03 Januari 2013

Menelisik Napak Tilas Gerakan Negara Islam Indonesia (NII)



             Sejarah mencatat Negara Islam Indonesia (NII) diproklamirkan di daerah yang dikuasai oleh Tentara Belanda, yaitu daerah Jawa Barat yang ditinggalkan oleh TNI (Tentara Nasional Indonesia) ke Yogyakarta. Sebab daerah de-facto RI pada saat itu hanya terdiri dari Yogyakarta dan kurang lebih 7 Kabupaten saja ( menurut fakta-fakta perundingan/kompromis dengan Kerajaan Belanda; perjanjian Linggarjati tahun 1947 hasilnya de-facto RI tinggal pulau Jawa dan Madura, sedang perjanjian Renville pada tahun 1948, de-facto RI adalah hanya terdiri dari Yogyakarta). Seluruh kepulauan Indonesia termasuk Jawa Barat kesemuanya masih dikuasai oleh Kerajaan Belanda. Jadi tidaklah benar kalau ada yang mengatakan bahwa Negara Islam Indonesia didirikan dan diproklamirkan di dalam negara Republik Indonesia. Negara Islam Indonesia didirikan di daerah yang masih dikuasai oleh Kerajaan Belanda.

§ **Daftar Entri**:
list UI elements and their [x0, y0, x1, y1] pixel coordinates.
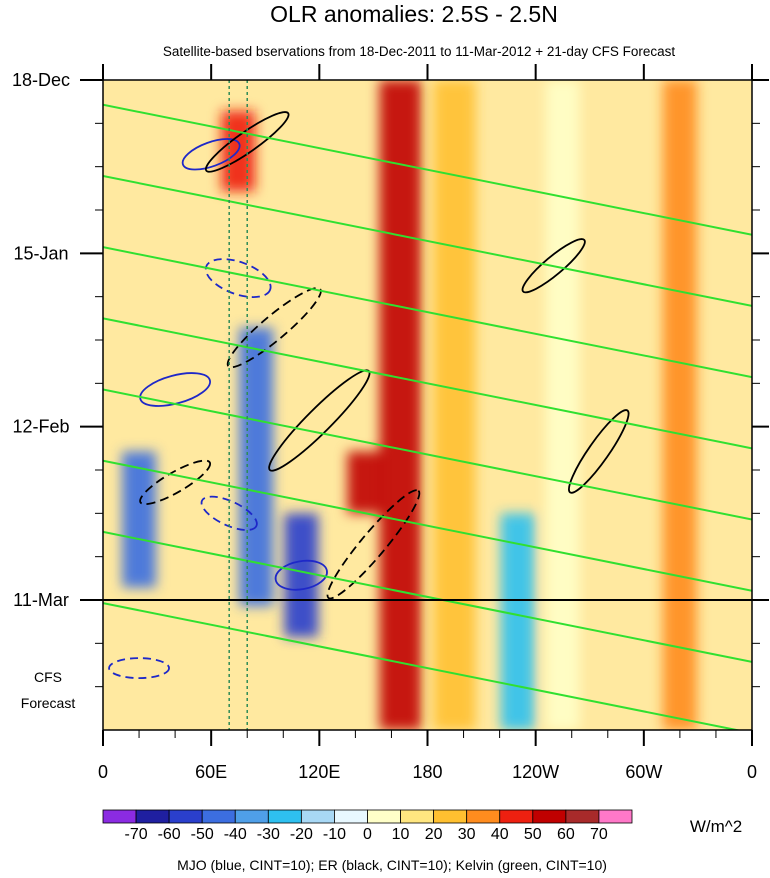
...
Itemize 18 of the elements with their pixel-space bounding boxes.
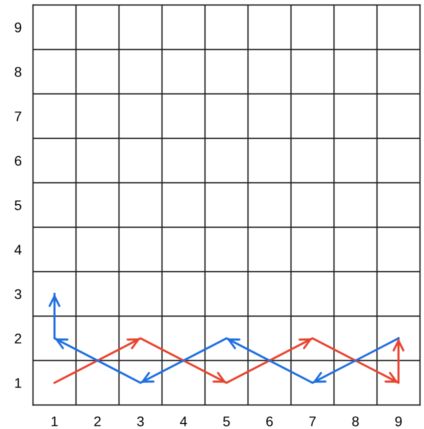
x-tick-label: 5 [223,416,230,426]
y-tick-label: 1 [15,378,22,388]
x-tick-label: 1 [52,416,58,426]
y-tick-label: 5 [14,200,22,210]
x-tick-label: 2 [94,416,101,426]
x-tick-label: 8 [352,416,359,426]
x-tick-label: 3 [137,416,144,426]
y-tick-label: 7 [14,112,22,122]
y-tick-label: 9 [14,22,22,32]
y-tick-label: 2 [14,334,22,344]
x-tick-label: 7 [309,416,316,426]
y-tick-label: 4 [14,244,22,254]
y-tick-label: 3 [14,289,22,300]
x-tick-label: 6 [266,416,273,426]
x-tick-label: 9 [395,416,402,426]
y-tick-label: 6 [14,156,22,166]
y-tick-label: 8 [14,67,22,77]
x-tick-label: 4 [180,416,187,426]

§ **Tantangan 1**: Kutip dari teks tentang NII bagian yang diawali kata-kata yang memuat "Sejarah mencatat Negara" dan ditutup dengan "yang masih dikuasai oleh Kerajaan Belanda.".
§ **Tantangan 2**: Sebutkan semua singkatan berhuruf kapital yang dipakai dalam teks tentang NII.
Entri-entri di atas tidak berperan dalam hal ini.

§ **Jawaban 1**:
Sejarah mencatat Negara Islam Indonesia (NII) diproklamirkan di daerah yang dikuasai oleh Tentara Belanda, yaitu daerah Jawa Barat yang ditinggalkan oleh TNI (Tentara Nasional Indonesia) ke Yogyakarta. Sebab daerah de-facto RI pada saat itu hanya terdiri dari Yogyakarta dan kurang lebih 7 Kabupaten saja ( menurut fakta-fakta perundingan/kompromis dengan Kerajaan Belanda; perjanjian Linggarjati tahun 1947 hasilnya de-facto RI tinggal pulau Jawa dan Madura, sedang perjanjian Renville pada tahun 1948, de-facto RI adalah hanya terdiri dari Yogyakarta). Seluruh kepulauan Indonesia termasuk Jawa Barat kesemuanya masih dikuasai oleh Kerajaan Belanda. Jadi tidaklah benar kalau ada yang mengatakan bahwa Negara Islam Indonesia didirikan dan diproklamirkan di dalam negara Republik Indonesia. Negara Islam Indonesia didirikan di daerah yang masih dikuasai oleh Kerajaan Belanda.

§ **Jawaban 2**: NII, TNI, RI